■ **INSTRUCTIONS FOR THE TASK**: Search the data below for "icon"; list each line that holds it.

(Extracted data entries)
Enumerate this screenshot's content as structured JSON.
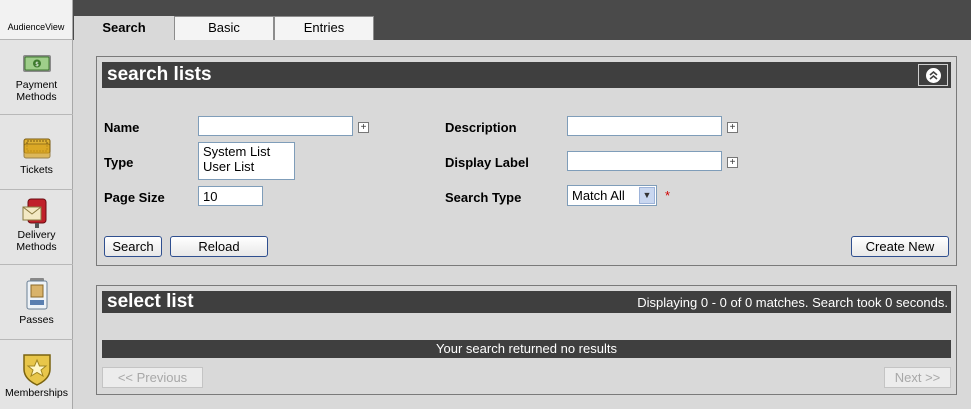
{
  "app": {
    "brand": "AudienceView"
  },
  "sidebar": {
    "items": [
      {
        "label1": "Payment",
        "label2": "Methods"
      },
      {
        "label1": "Tickets",
        "label2": ""
      },
      {
        "label1": "Delivery",
        "label2": "Methods"
      },
      {
        "label1": "Passes",
        "label2": ""
      },
      {
        "label1": "Memberships",
        "label2": ""
      }
    ]
  },
  "tabs": [
    {
      "label": "Search",
      "active": true
    },
    {
      "label": "Basic",
      "active": false
    },
    {
      "label": "Entries",
      "active": false
    }
  ],
  "search_panel": {
    "title": "search lists",
    "fields": {
      "name_label": "Name",
      "name_value": "",
      "type_label": "Type",
      "type_options": [
        "System List",
        "User List"
      ],
      "page_size_label": "Page Size",
      "page_size_value": "10",
      "description_label": "Description",
      "description_value": "",
      "display_label_label": "Display Label",
      "display_label_value": "",
      "search_type_label": "Search Type",
      "search_type_value": "Match All",
      "required_mark": "*"
    },
    "buttons": {
      "search": "Search",
      "reload": "Reload",
      "create_new": "Create New"
    }
  },
  "select_panel": {
    "title": "select list",
    "info": "Displaying 0 - 0 of 0 matches. Search took 0 seconds.",
    "empty_message": "Your search returned no results",
    "previous": "<< Previous",
    "next": "Next >>"
  },
  "colors": {
    "header_dark": "#3f3f3f",
    "topbar": "#4a4a4a",
    "panel_bg": "#d9d9d9",
    "required": "#d00000"
  }
}
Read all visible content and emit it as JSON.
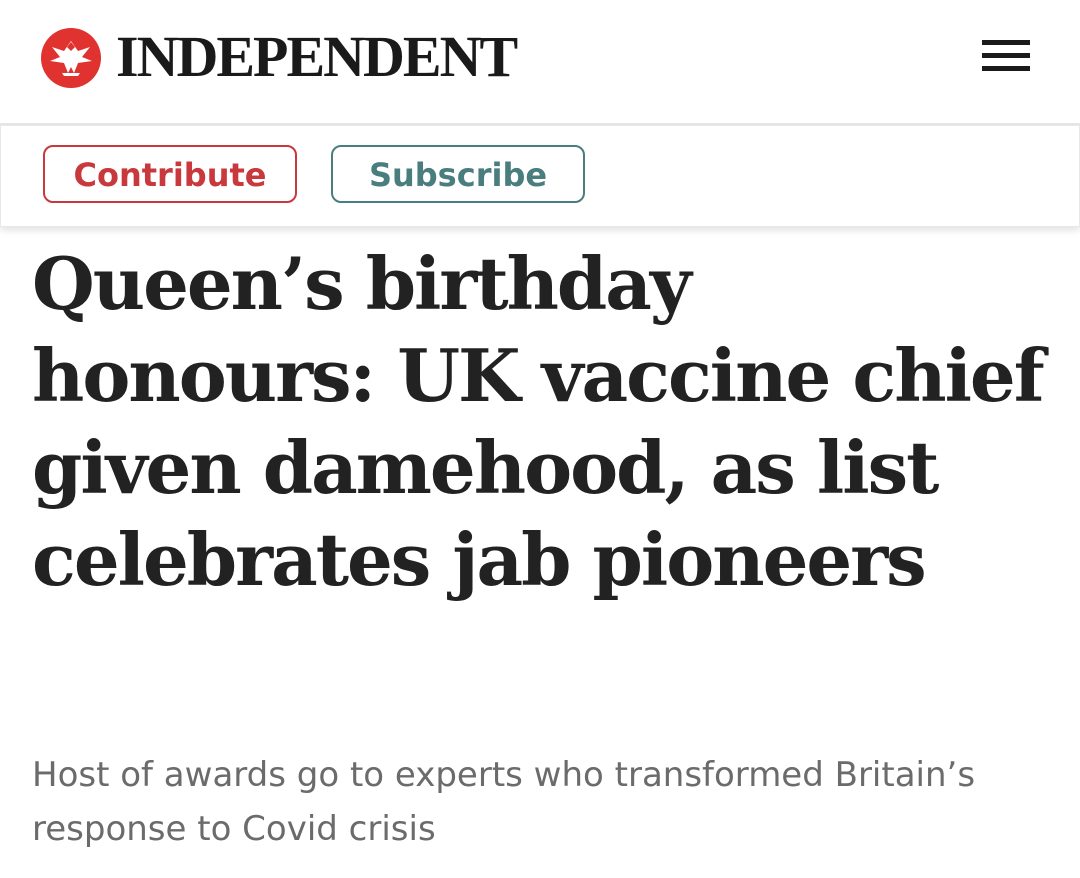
{
  "header": {
    "brand_name": "INDEPENDENT",
    "logo_icon": "eagle-logo-icon",
    "menu_icon": "hamburger-menu-icon"
  },
  "actions": {
    "contribute_label": "Contribute",
    "subscribe_label": "Subscribe"
  },
  "article": {
    "headline": "Queen’s birthday honours: UK vaccine chief given damehood, as list celebrates jab pioneers",
    "standfirst": "Host of awards go to experts who transformed Britain’s response to Covid crisis"
  },
  "colors": {
    "brand_red": "#e0322f",
    "contribute_red": "#c8383c",
    "subscribe_teal": "#4a7d7e",
    "headline_text": "#222222",
    "standfirst_text": "#6b6b6b"
  }
}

■ **COMPLETED EXERCISE**:
    "logo_icon": "eagle-logo-icon",
    "menu_icon": "hamburger-menu-icon"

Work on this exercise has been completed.